- [DESCRIPTION OF THE TASK] Locate and copy each line in the data that contains the word "this".

- [ENTRIES]
━━━━━━━━━━━━━━━━━━━━

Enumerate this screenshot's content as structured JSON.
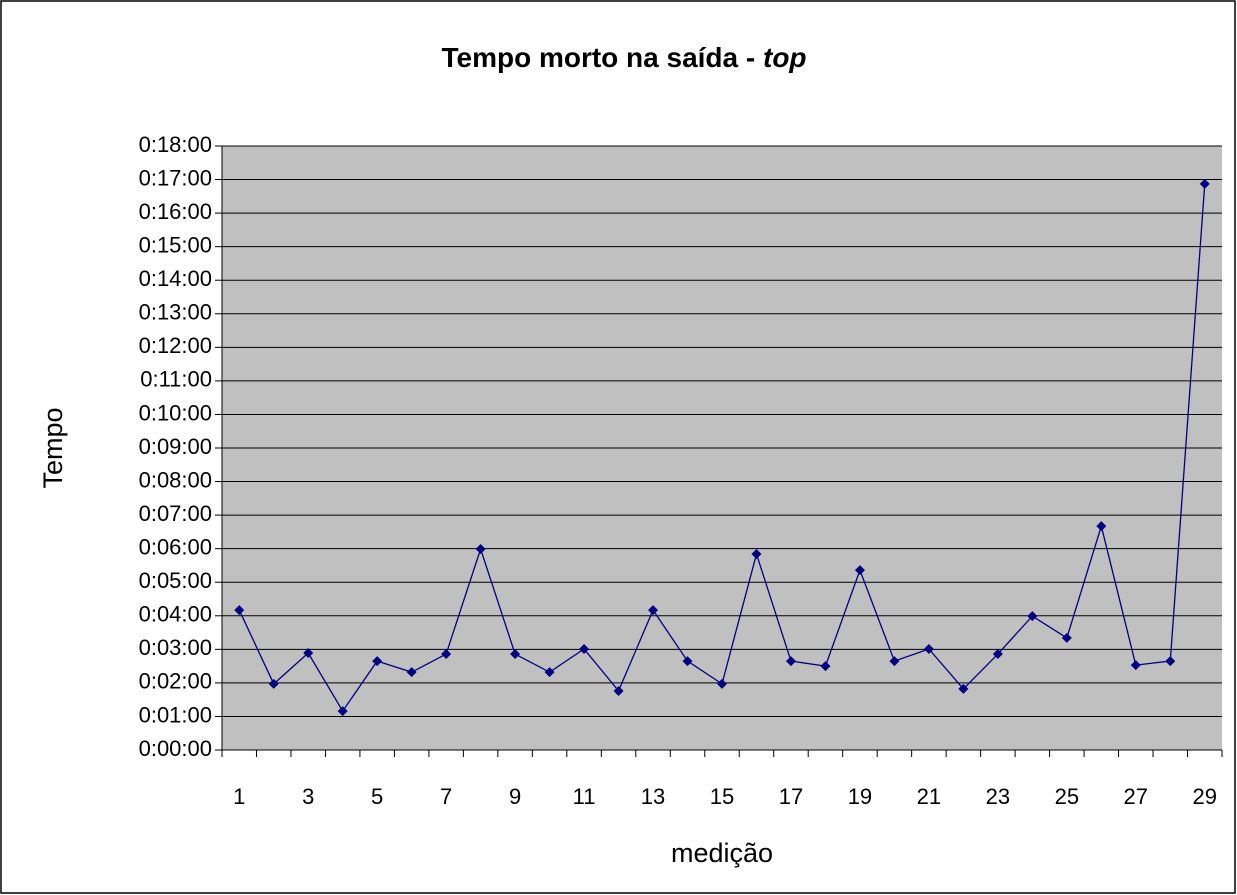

━━━━━━━━━━━━━━━━━━━━

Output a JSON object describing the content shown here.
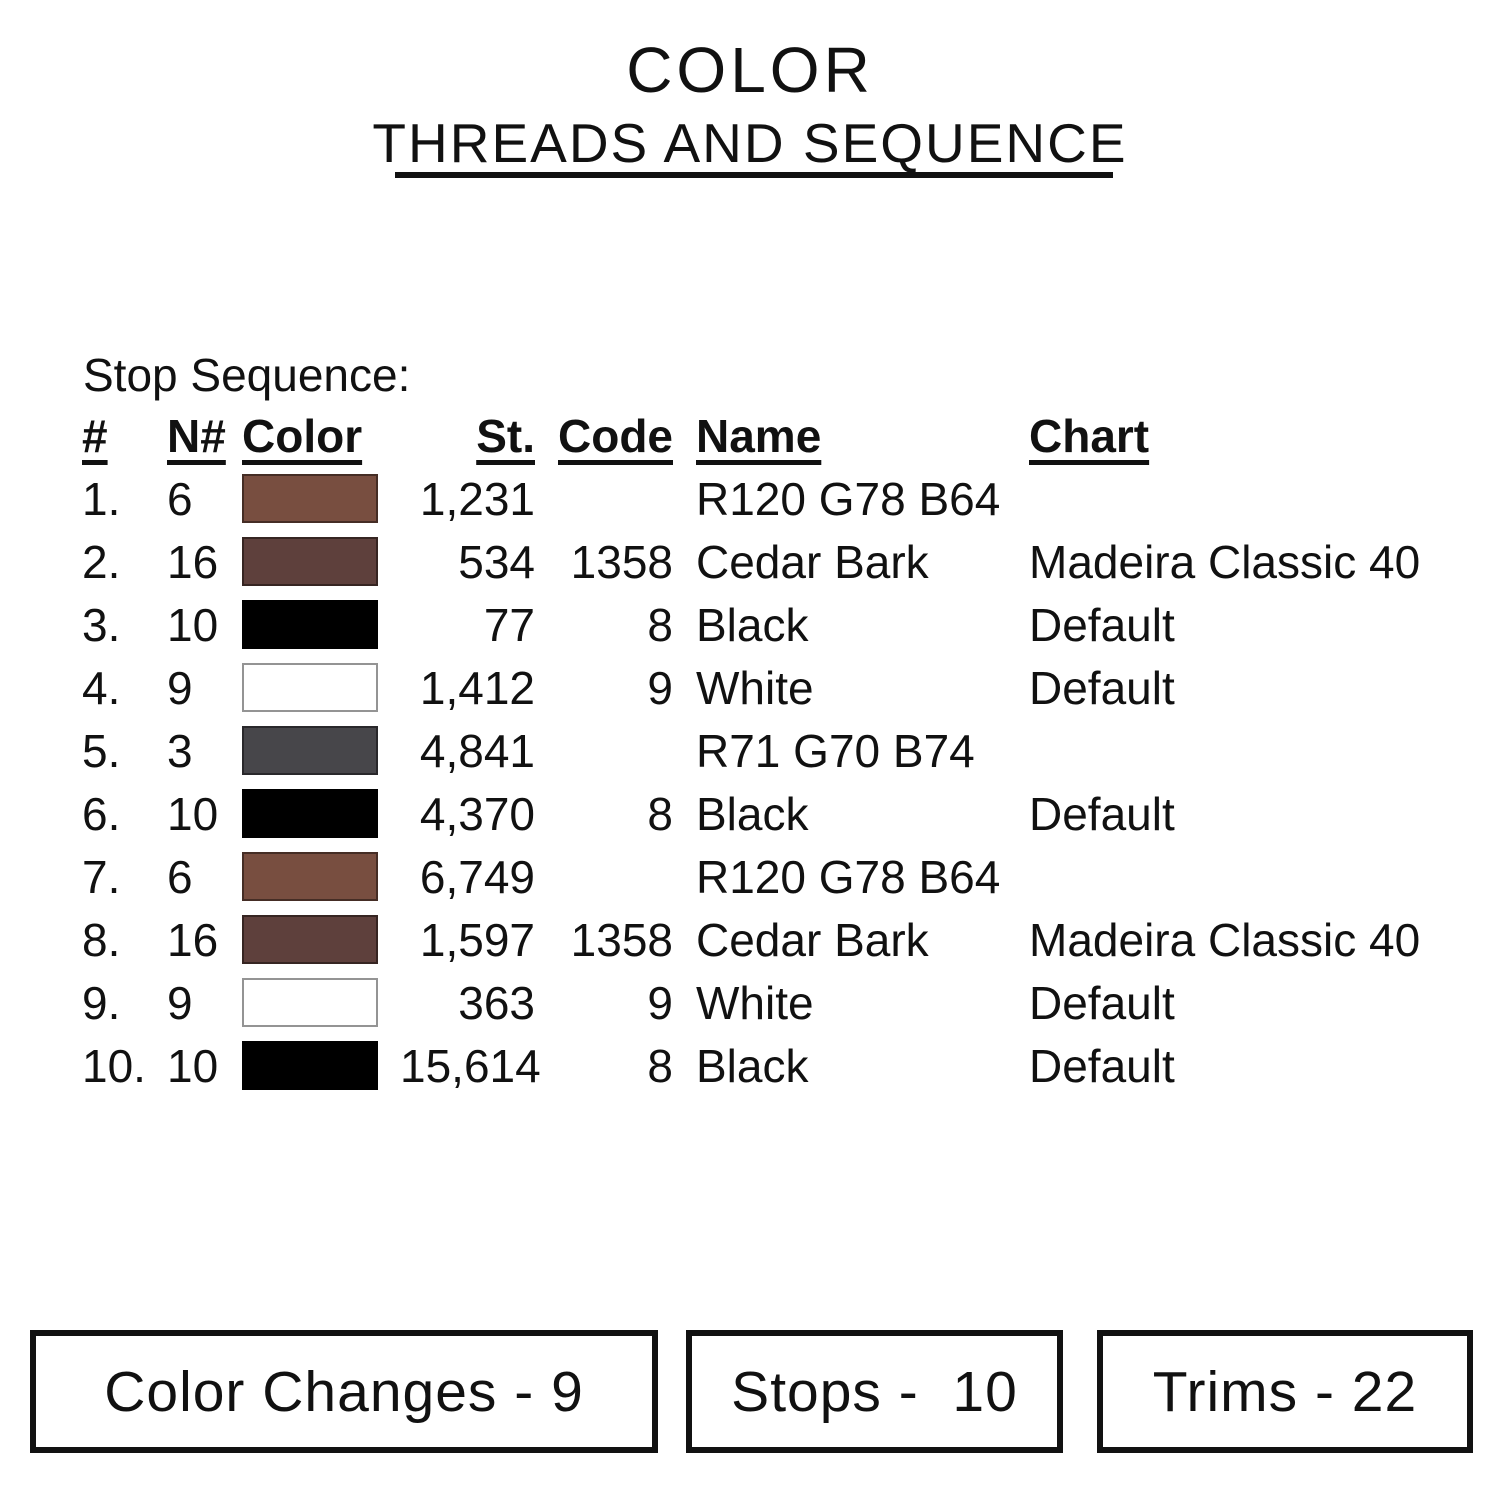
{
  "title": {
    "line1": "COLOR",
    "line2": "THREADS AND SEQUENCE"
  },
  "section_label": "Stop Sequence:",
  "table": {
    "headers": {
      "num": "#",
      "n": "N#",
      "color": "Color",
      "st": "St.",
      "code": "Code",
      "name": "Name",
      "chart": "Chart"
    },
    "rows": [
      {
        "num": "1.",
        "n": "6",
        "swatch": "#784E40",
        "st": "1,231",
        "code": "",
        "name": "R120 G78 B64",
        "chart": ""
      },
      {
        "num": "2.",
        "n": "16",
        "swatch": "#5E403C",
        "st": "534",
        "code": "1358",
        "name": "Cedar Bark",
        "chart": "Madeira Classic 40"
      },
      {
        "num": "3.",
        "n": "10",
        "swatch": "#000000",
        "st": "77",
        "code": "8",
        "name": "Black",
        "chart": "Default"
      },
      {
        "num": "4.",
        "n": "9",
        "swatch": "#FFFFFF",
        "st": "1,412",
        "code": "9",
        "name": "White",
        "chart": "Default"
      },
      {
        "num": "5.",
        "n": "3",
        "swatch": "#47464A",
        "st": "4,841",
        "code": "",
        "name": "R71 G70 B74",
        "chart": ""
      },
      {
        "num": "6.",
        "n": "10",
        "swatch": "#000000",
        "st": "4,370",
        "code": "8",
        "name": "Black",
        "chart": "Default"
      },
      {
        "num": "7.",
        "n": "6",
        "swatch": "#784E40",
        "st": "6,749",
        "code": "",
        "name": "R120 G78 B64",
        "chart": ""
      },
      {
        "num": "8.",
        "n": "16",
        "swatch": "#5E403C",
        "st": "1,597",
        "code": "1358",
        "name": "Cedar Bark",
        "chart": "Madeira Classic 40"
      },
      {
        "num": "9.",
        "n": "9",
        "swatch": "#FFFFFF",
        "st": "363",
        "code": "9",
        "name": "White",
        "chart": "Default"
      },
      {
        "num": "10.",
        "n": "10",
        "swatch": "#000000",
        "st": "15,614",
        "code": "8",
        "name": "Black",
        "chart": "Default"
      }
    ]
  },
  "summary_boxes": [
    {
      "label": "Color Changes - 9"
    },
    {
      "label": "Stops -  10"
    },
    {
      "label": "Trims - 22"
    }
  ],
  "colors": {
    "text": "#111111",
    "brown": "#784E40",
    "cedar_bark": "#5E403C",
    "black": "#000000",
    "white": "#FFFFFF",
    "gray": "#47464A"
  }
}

━━━━━━━━━━━━━━━━━━━━

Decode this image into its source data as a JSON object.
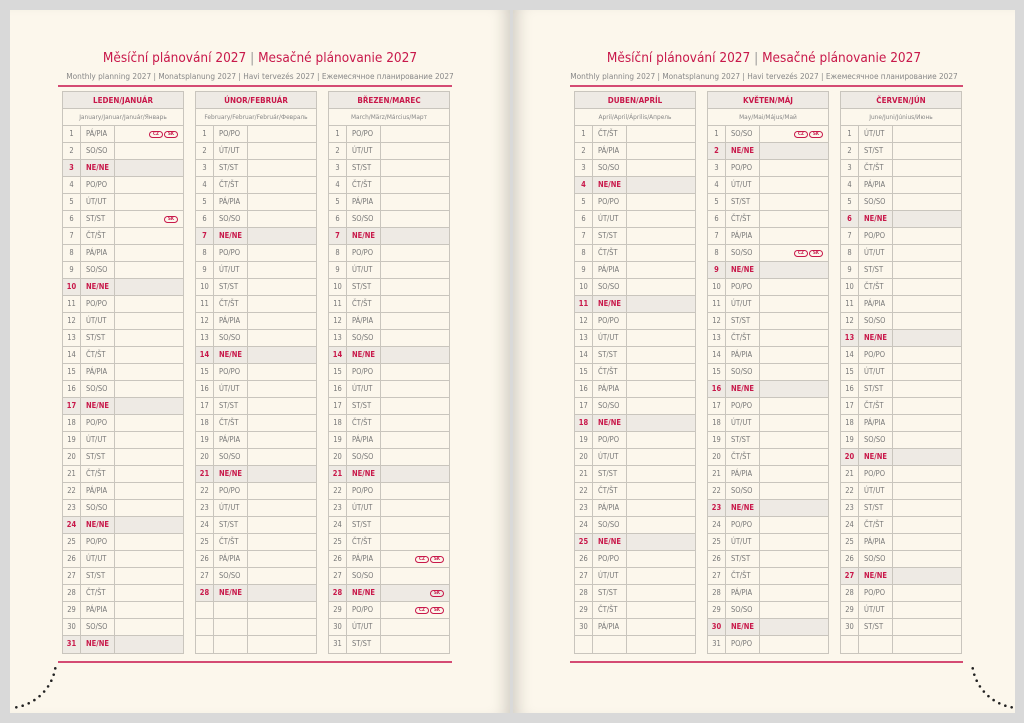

━━━━━━━━━━━━━━━━━━━━

- [FINAL ANSWER]
Enumerate this screenshot's content as structured JSON.
Decode this image into its source data as a JSON object.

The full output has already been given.